--- start of RAW DATA ---

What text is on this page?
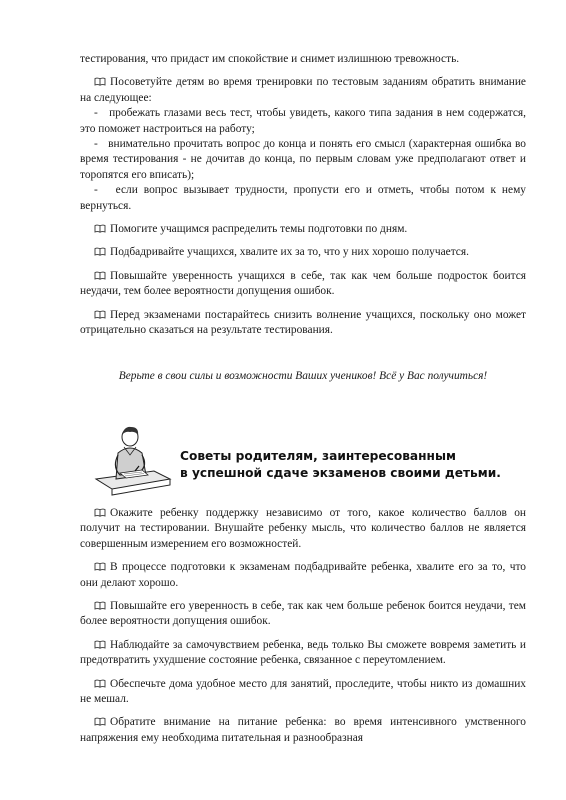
тестирования, что придаст им спокойствие и снимет излишнюю тревожность.

Посоветуйте детям во время тренировки по тестовым заданиям обратить внимание на следующее:

-   пробежать глазами весь тест, чтобы увидеть, какого типа задания в нем содержатся, это поможет настроиться на работу;

-   внимательно прочитать вопрос до конца и понять его смысл (характерная ошибка во время тестирования - не дочитав до конца, по первым словам уже предполагают ответ и торопятся его вписать);

-   если вопрос вызывает трудности, пропусти его и отметь, чтобы потом к нему вернуться.

Помогите учащимся распределить темы подготовки по дням.

Подбадривайте учащихся, хвалите их за то, что у них хорошо получается.

Повышайте уверенность учащихся в себе, так как чем больше подросток боится неудачи, тем более вероятности допущения ошибок.

Перед экзаменами постарайтесь снизить волнение учащихся, поскольку оно может отрицательно сказаться на результате тестирования.

Верьте в свои силы и возможности Ваших учеников! Всё у Вас получиться!

Советы родителям, заинтересованным
в успешной сдаче экзаменов своими детьми.

Окажите ребенку поддержку независимо от того, какое количество баллов он получит на тестировании. Внушайте ребенку мысль, что количество баллов не является совершенным измерением его возможностей.

В процессе подготовки к экзаменам подбадривайте ребенка, хвалите его за то, что они делают хорошо.

Повышайте его уверенность в себе, так как чем больше ребенок боится неудачи, тем более вероятности допущения ошибок.

Наблюдайте за самочувствием ребенка, ведь только Вы сможете вовремя заметить и предотвратить ухудшение состояние ребенка, связанное с переутомлением.

Обеспечьте дома удобное место для занятий, проследите, чтобы никто из домашних не мешал.

Обратите внимание на питание ребенка: во время интенсивного умственного напряжения ему необходима питательная и разнообразная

--- end of RAW DATA ---

# GIVEN PROBLEM
Transcribe the material exactly, and leave out whatever pictures it holds.

# THE ANSWER
What text is on this page?
тестирования, что придаст им спокойствие и снимет излишнюю тревожность.

Посоветуйте детям во время тренировки по тестовым заданиям обратить внимание на следующее:

-   пробежать глазами весь тест, чтобы увидеть, какого типа задания в нем содержатся, это поможет настроиться на работу;

-   внимательно прочитать вопрос до конца и понять его смысл (характерная ошибка во время тестирования - не дочитав до конца, по первым словам уже предполагают ответ и торопятся его вписать);

-   если вопрос вызывает трудности, пропусти его и отметь, чтобы потом к нему вернуться.

Помогите учащимся распределить темы подготовки по дням.

Подбадривайте учащихся, хвалите их за то, что у них хорошо получается.

Повышайте уверенность учащихся в себе, так как чем больше подросток боится неудачи, тем более вероятности допущения ошибок.

Перед экзаменами постарайтесь снизить волнение учащихся, поскольку оно может отрицательно сказаться на результате тестирования.

Верьте в свои силы и возможности Ваших учеников! Всё у Вас получиться!

Советы родителям, заинтересованным
в успешной сдаче экзаменов своими детьми.

Окажите ребенку поддержку независимо от того, какое количество баллов он получит на тестировании. Внушайте ребенку мысль, что количество баллов не является совершенным измерением его возможностей.

В процессе подготовки к экзаменам подбадривайте ребенка, хвалите его за то, что они делают хорошо.

Повышайте его уверенность в себе, так как чем больше ребенок боится неудачи, тем более вероятности допущения ошибок.

Наблюдайте за самочувствием ребенка, ведь только Вы сможете вовремя заметить и предотвратить ухудшение состояние ребенка, связанное с переутомлением.

Обеспечьте дома удобное место для занятий, проследите, чтобы никто из домашних не мешал.

Обратите внимание на питание ребенка: во время интенсивного умственного напряжения ему необходима питательная и разнообразная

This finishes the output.